* AIM
Quote each record exactly, please, leaving none out.

* ENTRIES SHOWN
════════
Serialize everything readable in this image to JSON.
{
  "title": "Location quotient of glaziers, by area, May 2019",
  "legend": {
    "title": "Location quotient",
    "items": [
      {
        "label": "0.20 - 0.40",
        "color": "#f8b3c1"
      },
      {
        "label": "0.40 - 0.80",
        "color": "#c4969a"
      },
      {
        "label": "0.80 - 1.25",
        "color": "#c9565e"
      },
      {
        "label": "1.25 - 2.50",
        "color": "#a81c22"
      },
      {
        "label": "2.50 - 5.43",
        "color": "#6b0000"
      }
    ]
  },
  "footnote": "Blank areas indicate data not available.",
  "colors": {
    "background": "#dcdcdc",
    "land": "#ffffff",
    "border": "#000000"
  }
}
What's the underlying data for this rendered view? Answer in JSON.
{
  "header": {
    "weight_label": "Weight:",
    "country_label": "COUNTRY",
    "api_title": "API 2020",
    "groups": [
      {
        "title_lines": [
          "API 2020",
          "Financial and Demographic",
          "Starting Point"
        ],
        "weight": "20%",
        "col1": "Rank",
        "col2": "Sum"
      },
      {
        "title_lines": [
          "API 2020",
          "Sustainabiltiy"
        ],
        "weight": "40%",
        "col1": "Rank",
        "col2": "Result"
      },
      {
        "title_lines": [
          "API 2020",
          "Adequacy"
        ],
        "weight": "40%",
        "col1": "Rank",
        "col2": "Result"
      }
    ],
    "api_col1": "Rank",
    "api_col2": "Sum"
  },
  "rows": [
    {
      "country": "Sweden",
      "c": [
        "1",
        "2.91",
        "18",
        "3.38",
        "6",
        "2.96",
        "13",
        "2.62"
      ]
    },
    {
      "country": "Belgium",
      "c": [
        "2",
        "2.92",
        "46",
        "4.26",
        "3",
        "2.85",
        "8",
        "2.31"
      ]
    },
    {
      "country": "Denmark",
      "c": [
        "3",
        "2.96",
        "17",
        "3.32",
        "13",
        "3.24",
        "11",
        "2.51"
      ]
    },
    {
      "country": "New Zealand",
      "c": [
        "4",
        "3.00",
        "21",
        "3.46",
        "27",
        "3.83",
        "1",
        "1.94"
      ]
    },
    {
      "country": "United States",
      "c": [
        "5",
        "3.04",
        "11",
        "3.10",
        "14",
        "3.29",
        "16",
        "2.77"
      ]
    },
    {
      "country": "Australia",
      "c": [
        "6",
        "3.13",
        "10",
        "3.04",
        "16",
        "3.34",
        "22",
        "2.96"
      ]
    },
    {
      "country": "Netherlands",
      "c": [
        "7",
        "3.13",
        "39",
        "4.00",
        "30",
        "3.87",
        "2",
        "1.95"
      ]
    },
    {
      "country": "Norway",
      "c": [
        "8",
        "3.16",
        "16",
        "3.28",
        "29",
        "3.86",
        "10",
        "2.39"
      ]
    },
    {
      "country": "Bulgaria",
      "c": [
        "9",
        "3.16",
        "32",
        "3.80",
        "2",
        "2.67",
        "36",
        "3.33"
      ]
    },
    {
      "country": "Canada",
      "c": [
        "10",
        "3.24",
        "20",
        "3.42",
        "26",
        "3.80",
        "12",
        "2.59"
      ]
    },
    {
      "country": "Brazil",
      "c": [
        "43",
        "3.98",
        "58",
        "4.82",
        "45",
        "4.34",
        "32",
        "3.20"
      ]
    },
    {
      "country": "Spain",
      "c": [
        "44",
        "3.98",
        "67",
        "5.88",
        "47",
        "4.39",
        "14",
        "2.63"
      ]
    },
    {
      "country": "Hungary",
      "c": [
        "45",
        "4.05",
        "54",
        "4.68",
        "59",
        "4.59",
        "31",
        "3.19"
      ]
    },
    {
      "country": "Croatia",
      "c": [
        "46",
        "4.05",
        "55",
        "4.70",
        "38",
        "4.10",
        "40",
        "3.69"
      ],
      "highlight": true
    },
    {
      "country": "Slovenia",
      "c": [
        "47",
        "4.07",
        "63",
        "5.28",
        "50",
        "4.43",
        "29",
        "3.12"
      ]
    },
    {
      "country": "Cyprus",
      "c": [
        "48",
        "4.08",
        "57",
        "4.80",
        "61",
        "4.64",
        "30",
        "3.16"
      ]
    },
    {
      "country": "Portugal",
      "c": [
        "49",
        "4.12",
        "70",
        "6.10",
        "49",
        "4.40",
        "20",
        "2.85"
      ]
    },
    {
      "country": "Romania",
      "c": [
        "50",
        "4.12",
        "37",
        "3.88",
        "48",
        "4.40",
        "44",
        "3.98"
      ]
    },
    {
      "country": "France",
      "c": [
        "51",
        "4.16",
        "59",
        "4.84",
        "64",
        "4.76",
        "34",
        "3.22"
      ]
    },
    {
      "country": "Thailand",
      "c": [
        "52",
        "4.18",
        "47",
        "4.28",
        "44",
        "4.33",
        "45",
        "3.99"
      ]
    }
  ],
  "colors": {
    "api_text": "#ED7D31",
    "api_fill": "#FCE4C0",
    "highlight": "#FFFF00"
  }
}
════════
* RESPONSE BELOW
Serialize everything readable in this image to JSON.
{
  "title": "Location quotient of glaziers, by area, May 2019",
  "legend": {
    "title": "Location quotient",
    "items": [
      {
        "label": "0.20 - 0.40",
        "color": "#f8b3c1"
      },
      {
        "label": "0.40 - 0.80",
        "color": "#c4969a"
      },
      {
        "label": "0.80 - 1.25",
        "color": "#c9565e"
      },
      {
        "label": "1.25 - 2.50",
        "color": "#a81c22"
      },
      {
        "label": "2.50 - 5.43",
        "color": "#6b0000"
      }
    ]
  },
  "footnote": "Blank areas indicate data not available.",
  "colors": {
    "background": "#dcdcdc",
    "land": "#ffffff",
    "border": "#000000"
  }
}
What's the underlying data for this rendered view? Answer in JSON.
{
  "header": {
    "weight_label": "Weight:",
    "country_label": "COUNTRY",
    "api_title": "API 2020",
    "groups": [
      {
        "title_lines": [
          "API 2020",
          "Financial and Demographic",
          "Starting Point"
        ],
        "weight": "20%",
        "col1": "Rank",
        "col2": "Sum"
      },
      {
        "title_lines": [
          "API 2020",
          "Sustainabiltiy"
        ],
        "weight": "40%",
        "col1": "Rank",
        "col2": "Result"
      },
      {
        "title_lines": [
          "API 2020",
          "Adequacy"
        ],
        "weight": "40%",
        "col1": "Rank",
        "col2": "Result"
      }
    ],
    "api_col1": "Rank",
    "api_col2": "Sum"
  },
  "rows": [
    {
      "country": "Sweden",
      "c": [
        "1",
        "2.91",
        "18",
        "3.38",
        "6",
        "2.96",
        "13",
        "2.62"
      ]
    },
    {
      "country": "Belgium",
      "c": [
        "2",
        "2.92",
        "46",
        "4.26",
        "3",
        "2.85",
        "8",
        "2.31"
      ]
    },
    {
      "country": "Denmark",
      "c": [
        "3",
        "2.96",
        "17",
        "3.32",
        "13",
        "3.24",
        "11",
        "2.51"
      ]
    },
    {
      "country": "New Zealand",
      "c": [
        "4",
        "3.00",
        "21",
        "3.46",
        "27",
        "3.83",
        "1",
        "1.94"
      ]
    },
    {
      "country": "United States",
      "c": [
        "5",
        "3.04",
        "11",
        "3.10",
        "14",
        "3.29",
        "16",
        "2.77"
      ]
    },
    {
      "country": "Australia",
      "c": [
        "6",
        "3.13",
        "10",
        "3.04",
        "16",
        "3.34",
        "22",
        "2.96"
      ]
    },
    {
      "country": "Netherlands",
      "c": [
        "7",
        "3.13",
        "39",
        "4.00",
        "30",
        "3.87",
        "2",
        "1.95"
      ]
    },
    {
      "country": "Norway",
      "c": [
        "8",
        "3.16",
        "16",
        "3.28",
        "29",
        "3.86",
        "10",
        "2.39"
      ]
    },
    {
      "country": "Bulgaria",
      "c": [
        "9",
        "3.16",
        "32",
        "3.80",
        "2",
        "2.67",
        "36",
        "3.33"
      ]
    },
    {
      "country": "Canada",
      "c": [
        "10",
        "3.24",
        "20",
        "3.42",
        "26",
        "3.80",
        "12",
        "2.59"
      ]
    },
    {
      "country": "Brazil",
      "c": [
        "43",
        "3.98",
        "58",
        "4.82",
        "45",
        "4.34",
        "32",
        "3.20"
      ]
    },
    {
      "country": "Spain",
      "c": [
        "44",
        "3.98",
        "67",
        "5.88",
        "47",
        "4.39",
        "14",
        "2.63"
      ]
    },
    {
      "country": "Hungary",
      "c": [
        "45",
        "4.05",
        "54",
        "4.68",
        "59",
        "4.59",
        "31",
        "3.19"
      ]
    },
    {
      "country": "Croatia",
      "c": [
        "46",
        "4.05",
        "55",
        "4.70",
        "38",
        "4.10",
        "40",
        "3.69"
      ],
      "highlight": true
    },
    {
      "country": "Slovenia",
      "c": [
        "47",
        "4.07",
        "63",
        "5.28",
        "50",
        "4.43",
        "29",
        "3.12"
      ]
    },
    {
      "country": "Cyprus",
      "c": [
        "48",
        "4.08",
        "57",
        "4.80",
        "61",
        "4.64",
        "30",
        "3.16"
      ]
    },
    {
      "country": "Portugal",
      "c": [
        "49",
        "4.12",
        "70",
        "6.10",
        "49",
        "4.40",
        "20",
        "2.85"
      ]
    },
    {
      "country": "Romania",
      "c": [
        "50",
        "4.12",
        "37",
        "3.88",
        "48",
        "4.40",
        "44",
        "3.98"
      ]
    },
    {
      "country": "France",
      "c": [
        "51",
        "4.16",
        "59",
        "4.84",
        "64",
        "4.76",
        "34",
        "3.22"
      ]
    },
    {
      "country": "Thailand",
      "c": [
        "52",
        "4.18",
        "47",
        "4.28",
        "44",
        "4.33",
        "45",
        "3.99"
      ]
    }
  ],
  "colors": {
    "api_text": "#ED7D31",
    "api_fill": "#FCE4C0",
    "highlight": "#FFFF00"
  }
}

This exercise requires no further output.